Goal of the exercise: All entries must be repeated exactly; do not include the pictures.
═════ Input for this task ═════
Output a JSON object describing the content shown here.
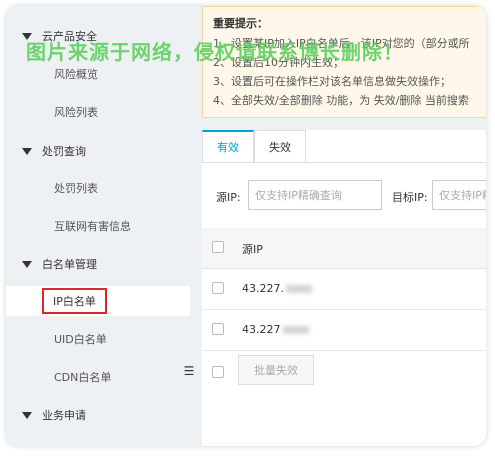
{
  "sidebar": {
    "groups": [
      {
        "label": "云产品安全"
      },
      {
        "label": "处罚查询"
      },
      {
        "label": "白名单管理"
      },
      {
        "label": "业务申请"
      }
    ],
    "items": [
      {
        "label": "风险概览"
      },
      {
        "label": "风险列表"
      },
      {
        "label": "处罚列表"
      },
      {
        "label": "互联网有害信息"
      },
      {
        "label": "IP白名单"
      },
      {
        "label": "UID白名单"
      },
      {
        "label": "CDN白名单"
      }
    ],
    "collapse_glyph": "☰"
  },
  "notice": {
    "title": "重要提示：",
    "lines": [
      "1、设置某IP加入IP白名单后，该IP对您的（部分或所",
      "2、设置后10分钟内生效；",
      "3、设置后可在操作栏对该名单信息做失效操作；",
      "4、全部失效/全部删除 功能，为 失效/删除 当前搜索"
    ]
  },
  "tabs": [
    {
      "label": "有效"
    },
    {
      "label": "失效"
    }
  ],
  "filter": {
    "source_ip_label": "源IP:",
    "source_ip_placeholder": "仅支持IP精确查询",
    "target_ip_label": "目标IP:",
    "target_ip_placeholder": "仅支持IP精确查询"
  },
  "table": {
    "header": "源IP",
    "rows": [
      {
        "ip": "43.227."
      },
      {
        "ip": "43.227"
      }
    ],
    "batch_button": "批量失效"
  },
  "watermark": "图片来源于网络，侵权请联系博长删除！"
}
═════
Reply to the exercise:
Output a JSON object describing the content shown here.
{
  "sidebar": {
    "groups": [
      {
        "label": "云产品安全"
      },
      {
        "label": "处罚查询"
      },
      {
        "label": "白名单管理"
      },
      {
        "label": "业务申请"
      }
    ],
    "items": [
      {
        "label": "风险概览"
      },
      {
        "label": "风险列表"
      },
      {
        "label": "处罚列表"
      },
      {
        "label": "互联网有害信息"
      },
      {
        "label": "IP白名单"
      },
      {
        "label": "UID白名单"
      },
      {
        "label": "CDN白名单"
      }
    ],
    "collapse_glyph": "☰"
  },
  "notice": {
    "title": "重要提示：",
    "lines": [
      "1、设置某IP加入IP白名单后，该IP对您的（部分或所",
      "2、设置后10分钟内生效；",
      "3、设置后可在操作栏对该名单信息做失效操作；",
      "4、全部失效/全部删除 功能，为 失效/删除 当前搜索"
    ]
  },
  "tabs": [
    {
      "label": "有效"
    },
    {
      "label": "失效"
    }
  ],
  "filter": {
    "source_ip_label": "源IP:",
    "source_ip_placeholder": "仅支持IP精确查询",
    "target_ip_label": "目标IP:",
    "target_ip_placeholder": "仅支持IP精确查询"
  },
  "table": {
    "header": "源IP",
    "rows": [
      {
        "ip": "43.227."
      },
      {
        "ip": "43.227"
      }
    ],
    "batch_button": "批量失效"
  },
  "watermark": "图片来源于网络，侵权请联系博长删除！"
}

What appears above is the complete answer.